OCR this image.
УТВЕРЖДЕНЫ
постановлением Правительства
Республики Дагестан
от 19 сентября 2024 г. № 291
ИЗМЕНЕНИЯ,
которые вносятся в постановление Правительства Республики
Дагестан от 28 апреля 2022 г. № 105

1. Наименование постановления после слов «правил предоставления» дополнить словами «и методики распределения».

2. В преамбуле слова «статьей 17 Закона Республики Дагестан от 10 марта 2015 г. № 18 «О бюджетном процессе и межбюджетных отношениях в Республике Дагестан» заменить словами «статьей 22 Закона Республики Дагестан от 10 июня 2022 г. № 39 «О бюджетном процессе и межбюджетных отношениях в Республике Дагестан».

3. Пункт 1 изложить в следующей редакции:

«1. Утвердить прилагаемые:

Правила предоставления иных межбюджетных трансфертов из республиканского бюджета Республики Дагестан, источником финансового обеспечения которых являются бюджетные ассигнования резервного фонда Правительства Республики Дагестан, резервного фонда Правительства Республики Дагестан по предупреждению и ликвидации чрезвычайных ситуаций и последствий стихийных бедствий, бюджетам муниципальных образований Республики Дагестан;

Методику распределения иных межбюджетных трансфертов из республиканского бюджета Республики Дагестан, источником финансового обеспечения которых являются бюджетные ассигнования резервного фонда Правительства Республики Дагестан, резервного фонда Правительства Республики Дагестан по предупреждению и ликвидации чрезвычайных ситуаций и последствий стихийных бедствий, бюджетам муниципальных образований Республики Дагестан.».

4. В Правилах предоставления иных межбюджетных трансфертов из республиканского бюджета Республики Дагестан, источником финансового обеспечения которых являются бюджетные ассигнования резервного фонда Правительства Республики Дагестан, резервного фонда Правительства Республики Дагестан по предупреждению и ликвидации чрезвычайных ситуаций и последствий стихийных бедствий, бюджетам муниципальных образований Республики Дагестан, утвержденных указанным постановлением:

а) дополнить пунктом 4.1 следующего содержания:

━━━━━━━━━━

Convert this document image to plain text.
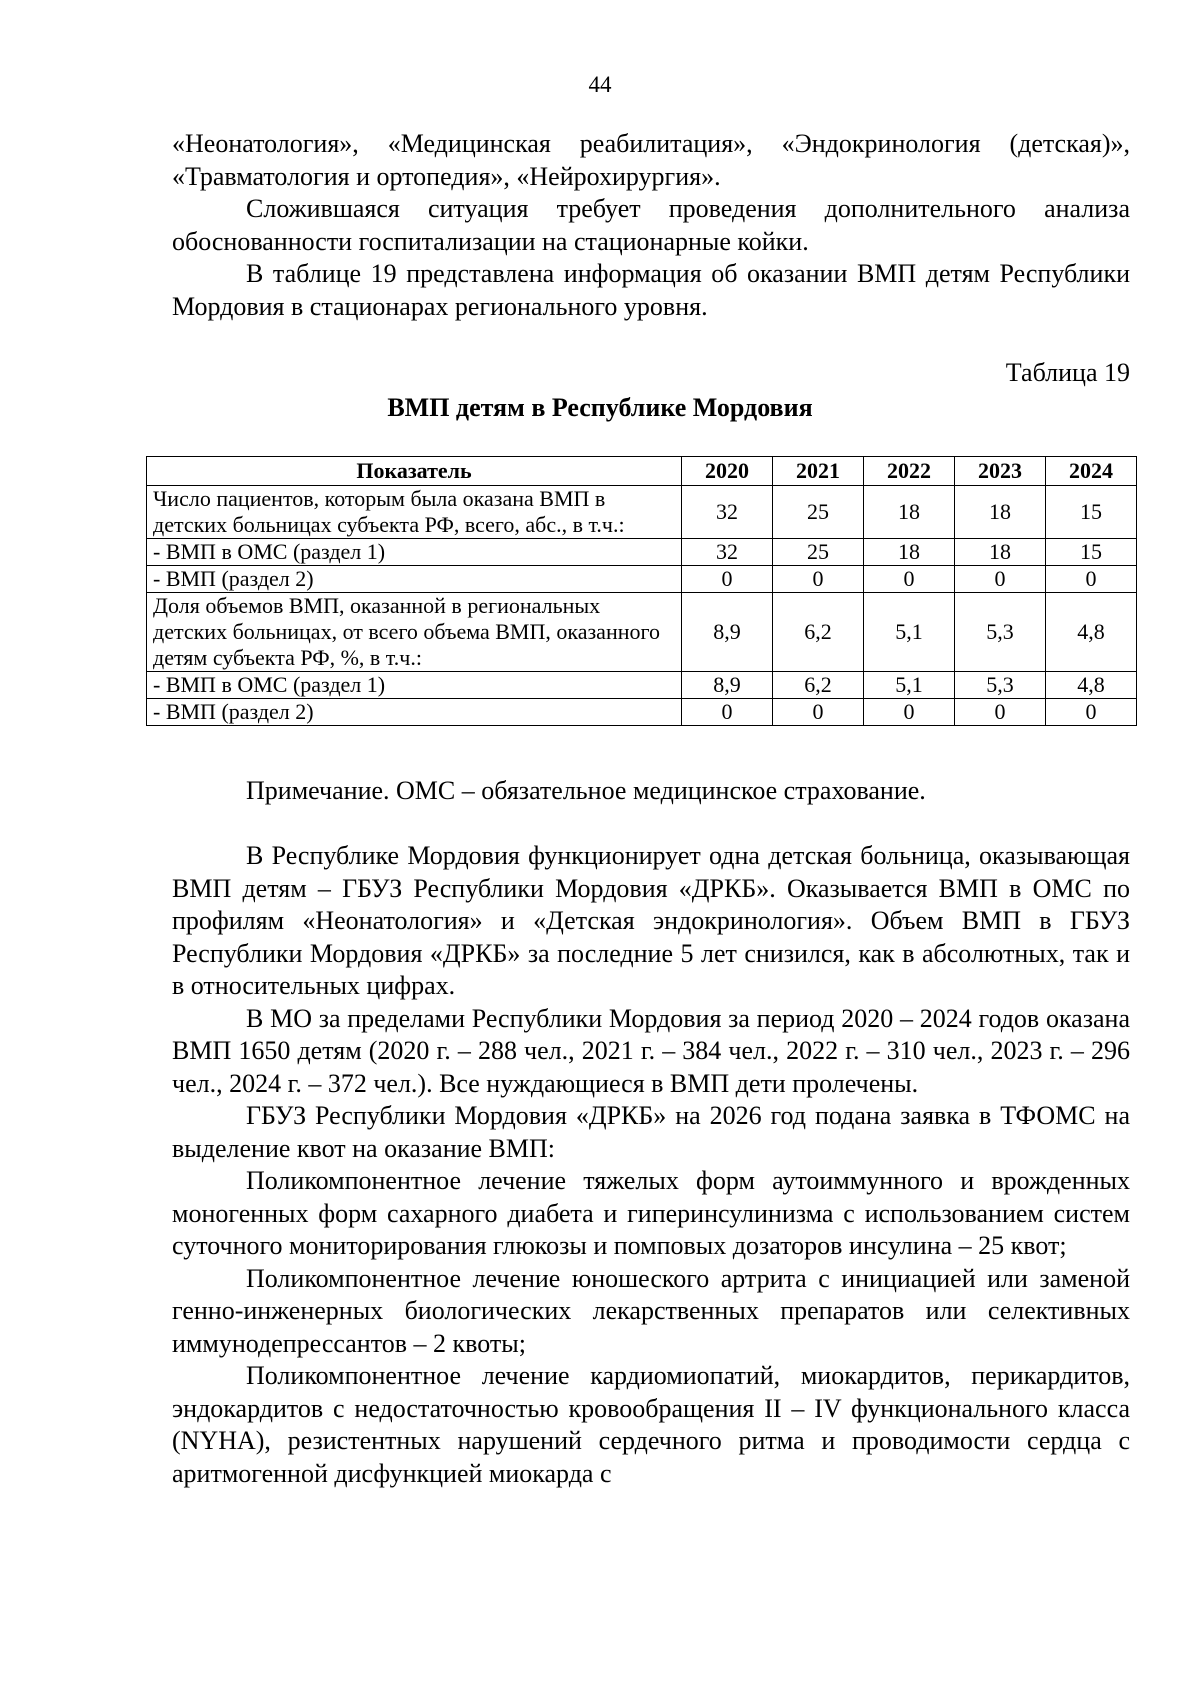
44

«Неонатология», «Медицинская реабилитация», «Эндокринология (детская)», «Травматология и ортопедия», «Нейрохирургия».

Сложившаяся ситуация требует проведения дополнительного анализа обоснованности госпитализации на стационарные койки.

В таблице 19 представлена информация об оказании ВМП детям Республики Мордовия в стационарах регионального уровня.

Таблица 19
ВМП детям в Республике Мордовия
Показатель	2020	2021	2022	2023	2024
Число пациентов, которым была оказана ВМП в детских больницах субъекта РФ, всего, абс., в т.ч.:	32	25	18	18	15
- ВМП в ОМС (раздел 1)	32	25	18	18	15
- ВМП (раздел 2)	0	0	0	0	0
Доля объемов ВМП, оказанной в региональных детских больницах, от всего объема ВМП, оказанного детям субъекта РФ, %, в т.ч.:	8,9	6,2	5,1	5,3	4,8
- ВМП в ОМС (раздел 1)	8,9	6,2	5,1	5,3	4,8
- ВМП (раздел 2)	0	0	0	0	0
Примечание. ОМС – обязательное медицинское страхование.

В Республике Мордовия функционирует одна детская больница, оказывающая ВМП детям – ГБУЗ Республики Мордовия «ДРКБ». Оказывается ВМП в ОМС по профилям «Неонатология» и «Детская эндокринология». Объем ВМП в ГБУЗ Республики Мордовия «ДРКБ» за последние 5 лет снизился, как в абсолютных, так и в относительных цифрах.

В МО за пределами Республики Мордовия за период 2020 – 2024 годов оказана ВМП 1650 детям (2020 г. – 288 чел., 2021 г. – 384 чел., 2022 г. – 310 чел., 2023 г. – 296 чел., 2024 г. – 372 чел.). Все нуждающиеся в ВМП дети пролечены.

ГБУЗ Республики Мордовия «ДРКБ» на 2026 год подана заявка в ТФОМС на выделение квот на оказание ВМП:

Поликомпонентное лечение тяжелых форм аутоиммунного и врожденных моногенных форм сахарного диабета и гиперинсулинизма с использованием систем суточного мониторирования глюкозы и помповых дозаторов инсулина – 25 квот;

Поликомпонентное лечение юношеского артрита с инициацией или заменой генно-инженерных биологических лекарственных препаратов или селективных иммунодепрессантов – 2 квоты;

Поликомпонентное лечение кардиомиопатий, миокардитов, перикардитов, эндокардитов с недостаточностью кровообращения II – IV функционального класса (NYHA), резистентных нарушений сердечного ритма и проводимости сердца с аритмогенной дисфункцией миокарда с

━━━━━━━━━━

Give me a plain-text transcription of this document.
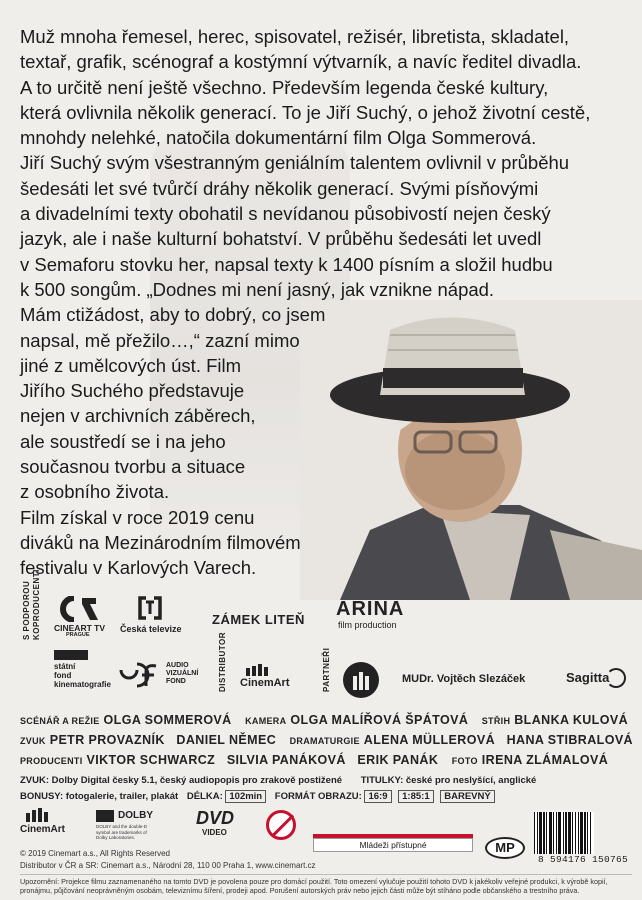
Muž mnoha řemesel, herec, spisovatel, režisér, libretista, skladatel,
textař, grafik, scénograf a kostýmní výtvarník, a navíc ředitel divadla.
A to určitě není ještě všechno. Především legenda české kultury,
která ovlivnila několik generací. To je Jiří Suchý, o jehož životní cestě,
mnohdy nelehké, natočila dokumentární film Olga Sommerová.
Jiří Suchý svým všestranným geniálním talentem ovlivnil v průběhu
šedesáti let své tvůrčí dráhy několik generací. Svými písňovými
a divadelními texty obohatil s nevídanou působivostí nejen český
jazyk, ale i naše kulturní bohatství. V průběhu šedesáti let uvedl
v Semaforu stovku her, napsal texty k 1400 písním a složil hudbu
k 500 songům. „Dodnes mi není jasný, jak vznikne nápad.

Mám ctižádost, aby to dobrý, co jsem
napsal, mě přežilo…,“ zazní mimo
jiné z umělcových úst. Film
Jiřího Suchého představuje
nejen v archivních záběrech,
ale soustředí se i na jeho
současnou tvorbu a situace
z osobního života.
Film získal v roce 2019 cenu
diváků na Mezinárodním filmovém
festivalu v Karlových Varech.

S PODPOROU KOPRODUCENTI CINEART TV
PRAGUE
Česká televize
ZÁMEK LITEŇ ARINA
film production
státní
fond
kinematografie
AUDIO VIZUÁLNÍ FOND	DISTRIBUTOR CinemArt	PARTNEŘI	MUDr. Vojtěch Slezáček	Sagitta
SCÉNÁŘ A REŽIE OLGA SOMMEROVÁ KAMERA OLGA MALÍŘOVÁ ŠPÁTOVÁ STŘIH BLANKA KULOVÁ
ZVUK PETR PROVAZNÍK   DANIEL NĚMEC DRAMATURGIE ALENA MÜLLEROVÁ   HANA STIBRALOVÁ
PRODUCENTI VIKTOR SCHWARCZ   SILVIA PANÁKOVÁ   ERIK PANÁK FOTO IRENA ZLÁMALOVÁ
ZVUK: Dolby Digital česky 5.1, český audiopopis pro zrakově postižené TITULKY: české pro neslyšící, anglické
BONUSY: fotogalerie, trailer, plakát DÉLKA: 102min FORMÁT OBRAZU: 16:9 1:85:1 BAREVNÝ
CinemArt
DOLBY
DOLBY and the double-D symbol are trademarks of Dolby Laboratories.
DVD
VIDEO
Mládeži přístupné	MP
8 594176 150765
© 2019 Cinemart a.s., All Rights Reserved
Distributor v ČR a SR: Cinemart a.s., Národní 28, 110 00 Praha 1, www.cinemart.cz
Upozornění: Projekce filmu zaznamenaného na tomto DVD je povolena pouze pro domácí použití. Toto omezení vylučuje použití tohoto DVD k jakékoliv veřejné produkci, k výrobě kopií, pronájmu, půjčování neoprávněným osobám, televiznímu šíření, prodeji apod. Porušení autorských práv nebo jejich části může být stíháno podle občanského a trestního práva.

━━━━━━━━━━

The task:
Show each line in the entries that holds the string "šedesáti".

The result:
šedesáti let své tvůrčí dráhy několik generací. Svými písňovými
jazyk, ale i naše kulturní bohatství. V průběhu šedesáti let uvedl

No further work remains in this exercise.